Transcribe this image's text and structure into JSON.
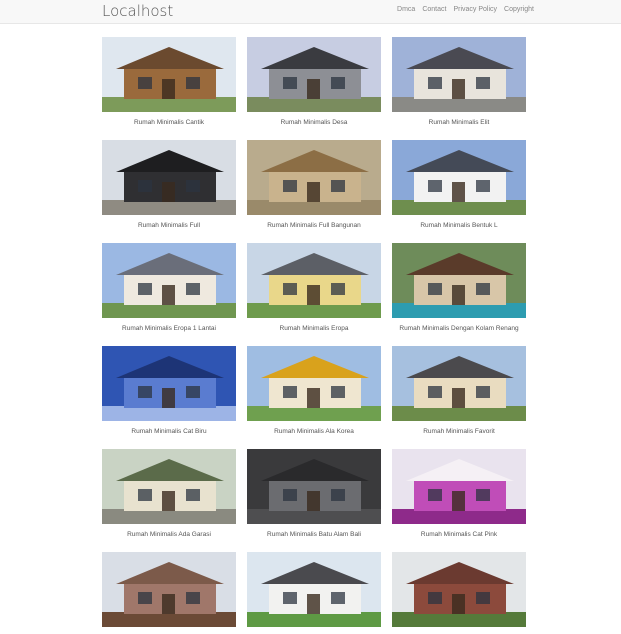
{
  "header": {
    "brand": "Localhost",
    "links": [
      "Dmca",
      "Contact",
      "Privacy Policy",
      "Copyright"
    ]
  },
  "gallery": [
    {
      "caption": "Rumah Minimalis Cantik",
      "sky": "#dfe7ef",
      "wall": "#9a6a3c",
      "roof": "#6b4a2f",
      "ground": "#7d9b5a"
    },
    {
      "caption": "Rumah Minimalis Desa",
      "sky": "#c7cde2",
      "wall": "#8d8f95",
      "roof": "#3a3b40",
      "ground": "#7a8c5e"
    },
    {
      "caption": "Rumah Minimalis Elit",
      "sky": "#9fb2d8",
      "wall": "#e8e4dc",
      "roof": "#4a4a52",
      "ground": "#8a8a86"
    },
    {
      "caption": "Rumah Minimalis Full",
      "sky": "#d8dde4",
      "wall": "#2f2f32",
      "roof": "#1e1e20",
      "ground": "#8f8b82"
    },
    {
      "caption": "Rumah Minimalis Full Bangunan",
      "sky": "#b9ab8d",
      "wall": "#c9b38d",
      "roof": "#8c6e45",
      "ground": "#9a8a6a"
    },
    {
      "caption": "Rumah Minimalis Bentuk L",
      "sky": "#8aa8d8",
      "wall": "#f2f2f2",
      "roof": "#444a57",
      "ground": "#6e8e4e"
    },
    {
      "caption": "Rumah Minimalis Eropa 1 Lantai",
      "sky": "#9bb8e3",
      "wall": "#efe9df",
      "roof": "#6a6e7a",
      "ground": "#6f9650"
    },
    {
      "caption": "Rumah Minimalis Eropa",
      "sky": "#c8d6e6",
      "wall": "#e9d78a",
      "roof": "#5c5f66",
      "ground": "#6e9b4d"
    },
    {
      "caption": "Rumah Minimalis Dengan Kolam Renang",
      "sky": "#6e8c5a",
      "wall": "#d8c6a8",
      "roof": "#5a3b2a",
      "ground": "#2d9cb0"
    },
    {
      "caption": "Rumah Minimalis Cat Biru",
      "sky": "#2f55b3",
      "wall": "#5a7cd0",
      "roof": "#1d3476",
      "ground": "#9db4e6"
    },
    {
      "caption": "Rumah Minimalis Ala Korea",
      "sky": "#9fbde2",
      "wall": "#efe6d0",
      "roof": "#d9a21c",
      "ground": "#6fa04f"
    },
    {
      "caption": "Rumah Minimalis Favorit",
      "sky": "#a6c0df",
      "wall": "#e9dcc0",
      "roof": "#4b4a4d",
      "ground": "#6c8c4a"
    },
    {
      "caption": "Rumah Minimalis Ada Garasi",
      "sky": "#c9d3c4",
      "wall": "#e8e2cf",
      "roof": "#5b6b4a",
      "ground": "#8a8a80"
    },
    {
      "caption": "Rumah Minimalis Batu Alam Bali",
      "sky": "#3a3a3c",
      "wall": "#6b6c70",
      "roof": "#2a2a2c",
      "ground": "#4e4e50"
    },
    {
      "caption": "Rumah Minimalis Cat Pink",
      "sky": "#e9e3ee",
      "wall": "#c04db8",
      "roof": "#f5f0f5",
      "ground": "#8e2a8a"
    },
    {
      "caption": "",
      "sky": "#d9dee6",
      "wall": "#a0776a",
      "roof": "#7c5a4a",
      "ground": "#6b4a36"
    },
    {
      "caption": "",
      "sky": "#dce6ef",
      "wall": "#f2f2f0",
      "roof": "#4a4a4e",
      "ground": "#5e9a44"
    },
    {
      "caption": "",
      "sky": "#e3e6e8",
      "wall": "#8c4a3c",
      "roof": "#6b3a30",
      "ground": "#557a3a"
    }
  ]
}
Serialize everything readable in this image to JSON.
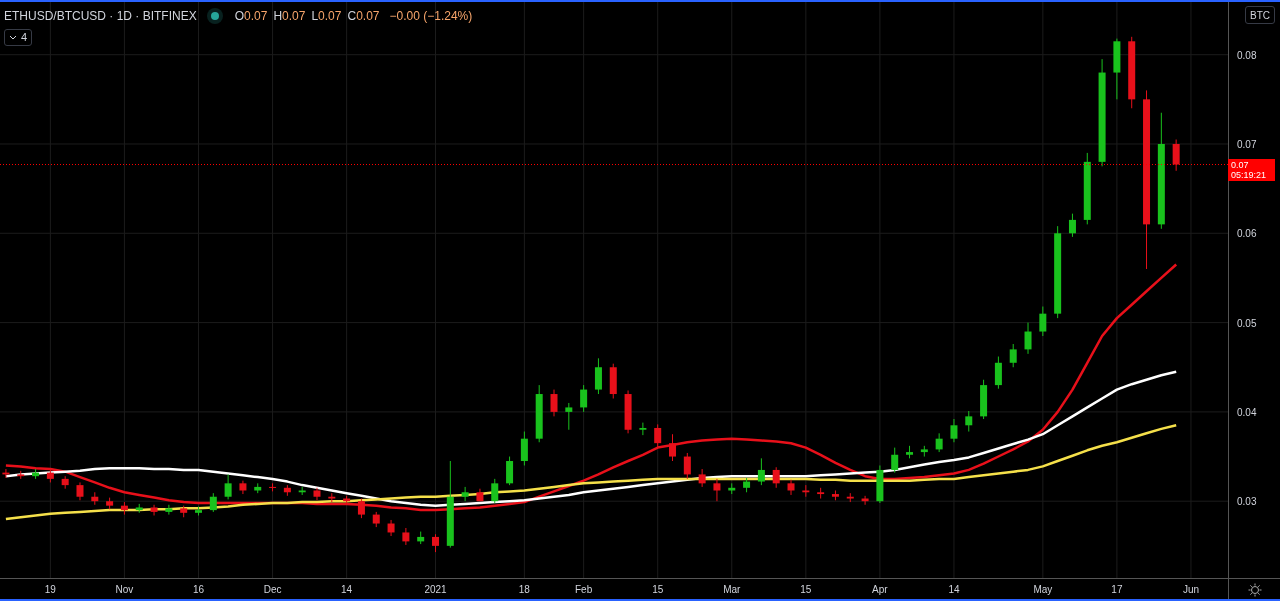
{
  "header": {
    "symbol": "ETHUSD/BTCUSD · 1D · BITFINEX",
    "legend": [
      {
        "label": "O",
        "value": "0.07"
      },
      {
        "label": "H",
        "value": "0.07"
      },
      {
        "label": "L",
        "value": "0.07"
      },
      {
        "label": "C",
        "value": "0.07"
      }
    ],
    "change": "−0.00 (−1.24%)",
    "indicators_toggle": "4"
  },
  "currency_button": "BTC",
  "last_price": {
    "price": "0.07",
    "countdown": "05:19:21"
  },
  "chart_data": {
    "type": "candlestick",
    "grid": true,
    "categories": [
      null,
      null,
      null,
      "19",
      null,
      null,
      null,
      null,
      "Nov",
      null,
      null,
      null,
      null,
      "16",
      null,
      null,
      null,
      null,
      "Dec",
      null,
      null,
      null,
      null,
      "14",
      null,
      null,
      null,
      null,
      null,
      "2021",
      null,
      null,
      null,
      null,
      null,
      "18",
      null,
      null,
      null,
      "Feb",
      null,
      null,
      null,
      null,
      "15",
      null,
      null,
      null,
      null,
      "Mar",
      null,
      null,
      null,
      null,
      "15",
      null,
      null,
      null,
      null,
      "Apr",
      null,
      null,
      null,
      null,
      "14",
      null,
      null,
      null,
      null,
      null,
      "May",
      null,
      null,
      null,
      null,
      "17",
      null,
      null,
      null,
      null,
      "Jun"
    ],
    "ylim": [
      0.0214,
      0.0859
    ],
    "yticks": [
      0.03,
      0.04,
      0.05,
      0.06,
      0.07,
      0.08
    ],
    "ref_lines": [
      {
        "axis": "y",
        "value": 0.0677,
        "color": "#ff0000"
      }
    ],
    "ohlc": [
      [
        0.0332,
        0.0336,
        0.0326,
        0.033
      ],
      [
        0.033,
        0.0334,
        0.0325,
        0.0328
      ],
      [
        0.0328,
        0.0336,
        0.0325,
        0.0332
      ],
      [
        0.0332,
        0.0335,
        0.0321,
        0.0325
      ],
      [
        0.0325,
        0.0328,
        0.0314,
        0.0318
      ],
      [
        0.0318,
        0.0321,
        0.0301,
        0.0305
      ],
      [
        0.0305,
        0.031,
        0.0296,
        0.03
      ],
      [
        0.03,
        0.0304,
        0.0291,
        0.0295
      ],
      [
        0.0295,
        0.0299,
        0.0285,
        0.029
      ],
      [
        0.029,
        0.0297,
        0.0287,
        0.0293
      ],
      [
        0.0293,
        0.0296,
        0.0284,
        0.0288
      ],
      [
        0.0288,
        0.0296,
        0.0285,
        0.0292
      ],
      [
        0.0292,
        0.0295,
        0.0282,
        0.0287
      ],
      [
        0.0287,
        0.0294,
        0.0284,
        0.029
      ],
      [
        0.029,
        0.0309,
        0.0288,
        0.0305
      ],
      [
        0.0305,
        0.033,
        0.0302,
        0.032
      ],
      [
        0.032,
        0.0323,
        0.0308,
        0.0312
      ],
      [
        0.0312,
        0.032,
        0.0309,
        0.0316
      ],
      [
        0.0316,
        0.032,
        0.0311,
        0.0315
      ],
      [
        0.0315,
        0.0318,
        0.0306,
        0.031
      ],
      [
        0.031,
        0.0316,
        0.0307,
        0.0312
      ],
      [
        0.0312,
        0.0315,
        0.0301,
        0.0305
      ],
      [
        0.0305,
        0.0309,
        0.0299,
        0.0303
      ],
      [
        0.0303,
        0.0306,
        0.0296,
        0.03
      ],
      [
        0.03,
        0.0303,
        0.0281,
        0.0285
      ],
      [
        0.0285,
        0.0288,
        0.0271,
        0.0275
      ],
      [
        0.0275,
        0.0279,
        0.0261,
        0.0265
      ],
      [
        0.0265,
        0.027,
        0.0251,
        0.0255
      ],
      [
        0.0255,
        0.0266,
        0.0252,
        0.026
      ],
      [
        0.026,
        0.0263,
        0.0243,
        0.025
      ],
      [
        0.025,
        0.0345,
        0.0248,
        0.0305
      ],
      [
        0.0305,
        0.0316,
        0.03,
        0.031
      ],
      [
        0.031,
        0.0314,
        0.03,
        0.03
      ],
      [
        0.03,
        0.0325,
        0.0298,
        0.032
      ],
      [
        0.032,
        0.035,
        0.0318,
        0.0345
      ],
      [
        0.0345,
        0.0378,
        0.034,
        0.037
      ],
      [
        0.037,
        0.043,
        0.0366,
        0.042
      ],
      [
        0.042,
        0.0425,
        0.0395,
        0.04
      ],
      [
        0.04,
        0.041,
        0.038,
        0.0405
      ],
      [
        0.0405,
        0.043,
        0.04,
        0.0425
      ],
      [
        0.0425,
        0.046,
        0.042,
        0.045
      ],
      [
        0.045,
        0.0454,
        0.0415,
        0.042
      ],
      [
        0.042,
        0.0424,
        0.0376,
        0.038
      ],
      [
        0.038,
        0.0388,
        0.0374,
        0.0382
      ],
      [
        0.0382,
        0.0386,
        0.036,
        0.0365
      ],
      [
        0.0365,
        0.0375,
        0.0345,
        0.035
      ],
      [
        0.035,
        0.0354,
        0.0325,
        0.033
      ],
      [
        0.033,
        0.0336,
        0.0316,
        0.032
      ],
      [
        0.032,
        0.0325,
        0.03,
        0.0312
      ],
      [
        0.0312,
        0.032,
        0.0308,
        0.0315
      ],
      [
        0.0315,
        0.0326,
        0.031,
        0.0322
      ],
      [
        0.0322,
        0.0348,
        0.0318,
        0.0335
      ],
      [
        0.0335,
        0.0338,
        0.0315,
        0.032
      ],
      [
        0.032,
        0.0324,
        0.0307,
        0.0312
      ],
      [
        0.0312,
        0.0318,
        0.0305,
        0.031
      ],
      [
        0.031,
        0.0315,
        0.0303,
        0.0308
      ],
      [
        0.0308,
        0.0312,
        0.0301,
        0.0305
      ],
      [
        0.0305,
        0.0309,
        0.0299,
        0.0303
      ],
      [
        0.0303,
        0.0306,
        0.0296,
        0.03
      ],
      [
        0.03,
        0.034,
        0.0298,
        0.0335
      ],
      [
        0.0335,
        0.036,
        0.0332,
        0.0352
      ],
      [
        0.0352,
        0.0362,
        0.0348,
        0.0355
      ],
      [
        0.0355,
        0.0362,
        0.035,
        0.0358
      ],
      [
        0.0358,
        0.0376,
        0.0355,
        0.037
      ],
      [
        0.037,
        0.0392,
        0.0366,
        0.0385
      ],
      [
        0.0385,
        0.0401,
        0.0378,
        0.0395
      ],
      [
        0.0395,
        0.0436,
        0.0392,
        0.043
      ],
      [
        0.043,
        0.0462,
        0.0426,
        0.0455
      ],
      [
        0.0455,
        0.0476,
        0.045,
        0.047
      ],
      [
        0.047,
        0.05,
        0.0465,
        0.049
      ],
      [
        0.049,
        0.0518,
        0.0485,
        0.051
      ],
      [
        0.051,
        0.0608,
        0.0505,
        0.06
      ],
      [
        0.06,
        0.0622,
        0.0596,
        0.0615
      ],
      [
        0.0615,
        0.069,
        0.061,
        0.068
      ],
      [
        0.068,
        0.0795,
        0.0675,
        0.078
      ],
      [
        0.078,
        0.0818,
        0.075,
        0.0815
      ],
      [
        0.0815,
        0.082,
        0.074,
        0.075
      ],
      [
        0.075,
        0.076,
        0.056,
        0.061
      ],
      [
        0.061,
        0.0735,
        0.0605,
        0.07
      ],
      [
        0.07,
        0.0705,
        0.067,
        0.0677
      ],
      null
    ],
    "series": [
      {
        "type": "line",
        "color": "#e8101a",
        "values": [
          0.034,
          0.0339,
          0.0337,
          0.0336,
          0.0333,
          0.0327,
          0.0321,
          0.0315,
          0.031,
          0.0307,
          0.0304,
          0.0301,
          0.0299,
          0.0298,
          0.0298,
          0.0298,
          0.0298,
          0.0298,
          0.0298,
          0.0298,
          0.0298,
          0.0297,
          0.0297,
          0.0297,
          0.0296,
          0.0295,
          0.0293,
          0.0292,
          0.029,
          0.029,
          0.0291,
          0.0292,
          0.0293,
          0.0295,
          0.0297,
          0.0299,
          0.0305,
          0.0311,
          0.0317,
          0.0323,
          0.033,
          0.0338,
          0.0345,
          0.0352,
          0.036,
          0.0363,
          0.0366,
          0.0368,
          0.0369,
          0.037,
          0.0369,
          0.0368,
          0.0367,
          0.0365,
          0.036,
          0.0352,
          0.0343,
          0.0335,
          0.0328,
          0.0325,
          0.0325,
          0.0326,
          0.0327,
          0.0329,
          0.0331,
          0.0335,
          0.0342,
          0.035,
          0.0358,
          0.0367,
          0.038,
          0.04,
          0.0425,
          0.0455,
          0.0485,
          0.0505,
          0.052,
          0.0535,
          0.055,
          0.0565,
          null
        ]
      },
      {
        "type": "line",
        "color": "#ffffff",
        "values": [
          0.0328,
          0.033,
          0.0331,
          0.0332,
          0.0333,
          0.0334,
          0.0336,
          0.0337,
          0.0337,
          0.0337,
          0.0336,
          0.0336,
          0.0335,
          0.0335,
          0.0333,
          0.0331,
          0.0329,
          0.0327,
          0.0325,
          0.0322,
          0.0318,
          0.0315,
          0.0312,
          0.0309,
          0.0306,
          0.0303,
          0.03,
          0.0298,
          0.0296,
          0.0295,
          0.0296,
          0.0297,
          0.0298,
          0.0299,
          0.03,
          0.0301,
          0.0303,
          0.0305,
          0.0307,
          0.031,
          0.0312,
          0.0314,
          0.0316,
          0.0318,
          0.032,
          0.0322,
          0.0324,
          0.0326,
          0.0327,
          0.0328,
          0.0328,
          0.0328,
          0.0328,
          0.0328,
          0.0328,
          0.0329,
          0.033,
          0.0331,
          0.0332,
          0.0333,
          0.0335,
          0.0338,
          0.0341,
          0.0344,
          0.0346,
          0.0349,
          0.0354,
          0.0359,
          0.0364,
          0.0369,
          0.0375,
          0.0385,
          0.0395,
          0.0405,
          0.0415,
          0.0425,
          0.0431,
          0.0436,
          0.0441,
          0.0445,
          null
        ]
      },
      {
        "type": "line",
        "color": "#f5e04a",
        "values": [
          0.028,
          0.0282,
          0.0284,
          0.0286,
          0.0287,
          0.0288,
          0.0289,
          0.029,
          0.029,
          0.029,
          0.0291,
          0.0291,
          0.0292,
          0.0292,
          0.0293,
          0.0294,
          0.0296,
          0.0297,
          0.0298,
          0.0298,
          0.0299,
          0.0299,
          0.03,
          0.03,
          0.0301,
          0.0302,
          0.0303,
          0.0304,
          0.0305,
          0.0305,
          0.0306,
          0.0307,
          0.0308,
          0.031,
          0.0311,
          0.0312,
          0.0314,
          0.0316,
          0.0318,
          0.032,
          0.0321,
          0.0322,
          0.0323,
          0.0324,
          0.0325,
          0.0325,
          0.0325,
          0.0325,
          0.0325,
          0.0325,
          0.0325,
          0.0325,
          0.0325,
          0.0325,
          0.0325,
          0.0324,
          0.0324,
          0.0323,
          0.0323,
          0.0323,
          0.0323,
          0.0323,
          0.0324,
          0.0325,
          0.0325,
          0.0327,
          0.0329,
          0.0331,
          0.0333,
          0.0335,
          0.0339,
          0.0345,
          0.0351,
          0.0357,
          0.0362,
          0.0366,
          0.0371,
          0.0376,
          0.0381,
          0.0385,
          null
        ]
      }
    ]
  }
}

....................

Exercise
Each line with the string "this" in it needs to be found and copied.

Completed exercise
Transcribe this image's text and structure into JSON.
Serialize everything readable in this image to JSON.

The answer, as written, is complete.